§ **What is asked**
How many of the lines that follow contain the word "Physics"? Give only the number.
* start Excerpted records *
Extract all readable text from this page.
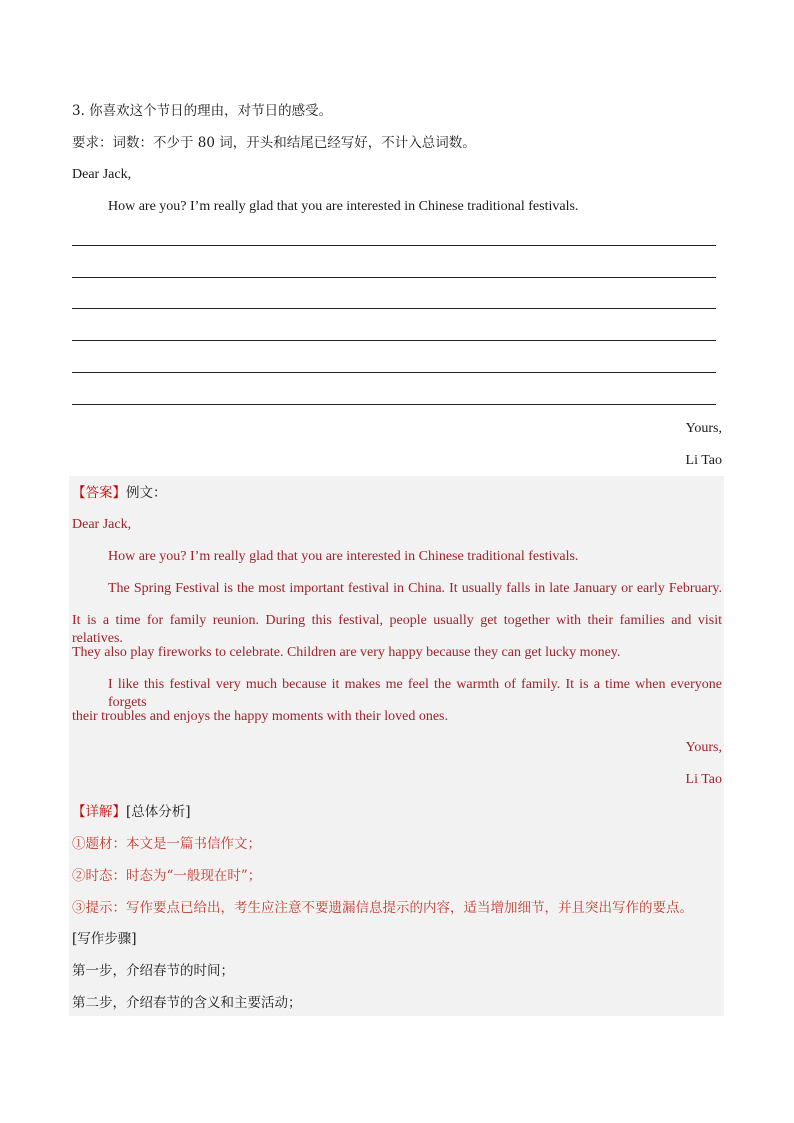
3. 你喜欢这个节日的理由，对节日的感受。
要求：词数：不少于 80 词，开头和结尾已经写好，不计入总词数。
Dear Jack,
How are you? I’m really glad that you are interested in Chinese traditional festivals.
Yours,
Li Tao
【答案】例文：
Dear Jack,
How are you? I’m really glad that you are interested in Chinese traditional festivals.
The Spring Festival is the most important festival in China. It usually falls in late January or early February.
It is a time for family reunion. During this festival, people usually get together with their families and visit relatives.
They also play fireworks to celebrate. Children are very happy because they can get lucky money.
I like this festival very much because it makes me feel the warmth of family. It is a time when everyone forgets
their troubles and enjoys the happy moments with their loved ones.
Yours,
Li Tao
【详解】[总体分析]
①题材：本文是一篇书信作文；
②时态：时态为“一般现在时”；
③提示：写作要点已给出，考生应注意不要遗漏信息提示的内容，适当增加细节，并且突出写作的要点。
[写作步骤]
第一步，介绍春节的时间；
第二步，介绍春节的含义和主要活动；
* end Excerpted records *
* start Excerpted records *
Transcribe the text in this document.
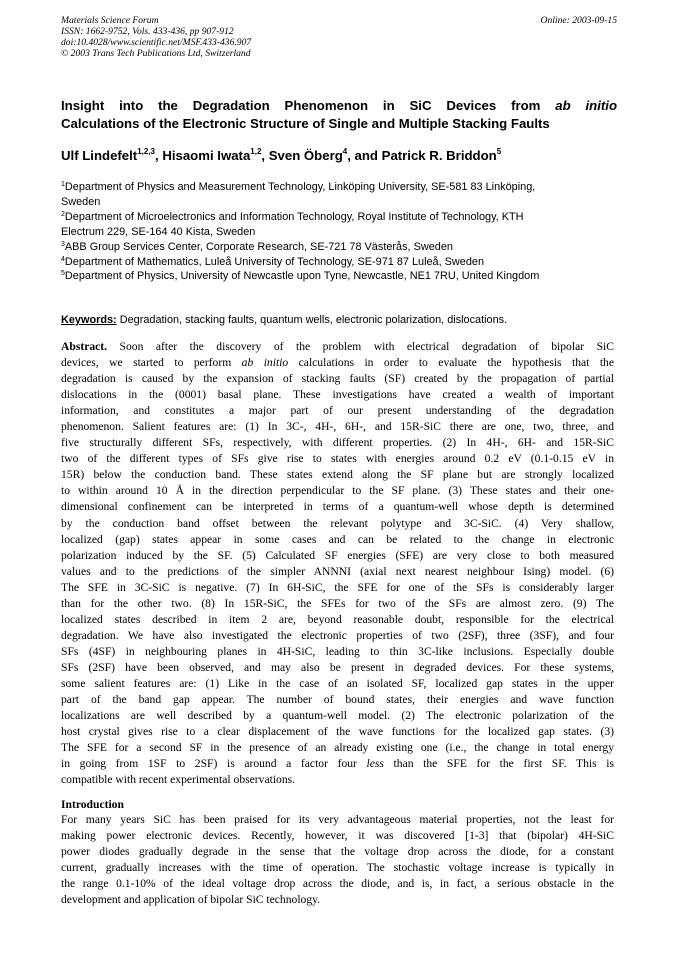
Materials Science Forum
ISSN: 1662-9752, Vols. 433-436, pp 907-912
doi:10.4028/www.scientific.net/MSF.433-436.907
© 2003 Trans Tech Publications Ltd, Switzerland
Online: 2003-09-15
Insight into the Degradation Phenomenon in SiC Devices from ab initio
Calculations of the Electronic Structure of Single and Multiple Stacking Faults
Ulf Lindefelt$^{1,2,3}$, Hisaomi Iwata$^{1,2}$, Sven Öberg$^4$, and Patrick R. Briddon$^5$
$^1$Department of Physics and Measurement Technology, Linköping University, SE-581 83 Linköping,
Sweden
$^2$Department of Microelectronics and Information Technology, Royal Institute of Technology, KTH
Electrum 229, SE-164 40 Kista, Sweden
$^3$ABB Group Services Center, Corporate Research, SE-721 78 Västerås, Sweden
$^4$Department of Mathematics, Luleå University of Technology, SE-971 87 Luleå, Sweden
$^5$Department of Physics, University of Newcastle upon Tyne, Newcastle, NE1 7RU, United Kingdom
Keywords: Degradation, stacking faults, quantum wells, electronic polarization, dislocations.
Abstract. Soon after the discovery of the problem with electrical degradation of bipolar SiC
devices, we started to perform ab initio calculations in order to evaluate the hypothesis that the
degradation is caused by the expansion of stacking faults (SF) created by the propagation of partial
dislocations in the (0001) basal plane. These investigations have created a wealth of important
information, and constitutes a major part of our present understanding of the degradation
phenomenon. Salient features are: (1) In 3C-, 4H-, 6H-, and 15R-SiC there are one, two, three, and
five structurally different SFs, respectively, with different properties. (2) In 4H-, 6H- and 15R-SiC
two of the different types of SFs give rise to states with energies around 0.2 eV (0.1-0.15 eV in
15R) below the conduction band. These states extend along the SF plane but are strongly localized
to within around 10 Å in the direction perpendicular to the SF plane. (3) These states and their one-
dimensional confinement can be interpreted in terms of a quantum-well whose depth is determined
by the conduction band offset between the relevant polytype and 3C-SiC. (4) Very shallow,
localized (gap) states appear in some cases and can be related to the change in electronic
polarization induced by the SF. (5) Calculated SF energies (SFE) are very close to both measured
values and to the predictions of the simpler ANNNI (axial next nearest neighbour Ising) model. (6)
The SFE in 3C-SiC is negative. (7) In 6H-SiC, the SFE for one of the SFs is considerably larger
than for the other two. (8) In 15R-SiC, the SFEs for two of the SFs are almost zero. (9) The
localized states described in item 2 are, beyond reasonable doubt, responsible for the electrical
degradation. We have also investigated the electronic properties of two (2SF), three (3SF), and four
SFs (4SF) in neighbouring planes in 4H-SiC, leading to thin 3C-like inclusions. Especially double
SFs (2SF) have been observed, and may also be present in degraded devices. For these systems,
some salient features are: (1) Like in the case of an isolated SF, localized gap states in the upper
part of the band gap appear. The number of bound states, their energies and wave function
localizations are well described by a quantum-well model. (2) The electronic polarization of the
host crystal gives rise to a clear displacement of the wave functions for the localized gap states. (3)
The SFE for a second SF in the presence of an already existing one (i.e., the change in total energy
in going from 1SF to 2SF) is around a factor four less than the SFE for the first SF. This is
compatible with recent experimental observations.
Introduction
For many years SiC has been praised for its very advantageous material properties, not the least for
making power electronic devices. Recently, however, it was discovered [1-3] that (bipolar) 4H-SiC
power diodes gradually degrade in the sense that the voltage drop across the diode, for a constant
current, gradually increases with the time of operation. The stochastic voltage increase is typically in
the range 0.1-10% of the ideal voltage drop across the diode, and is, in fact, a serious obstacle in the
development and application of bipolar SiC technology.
* end Excerpted records *
§ **Result**
2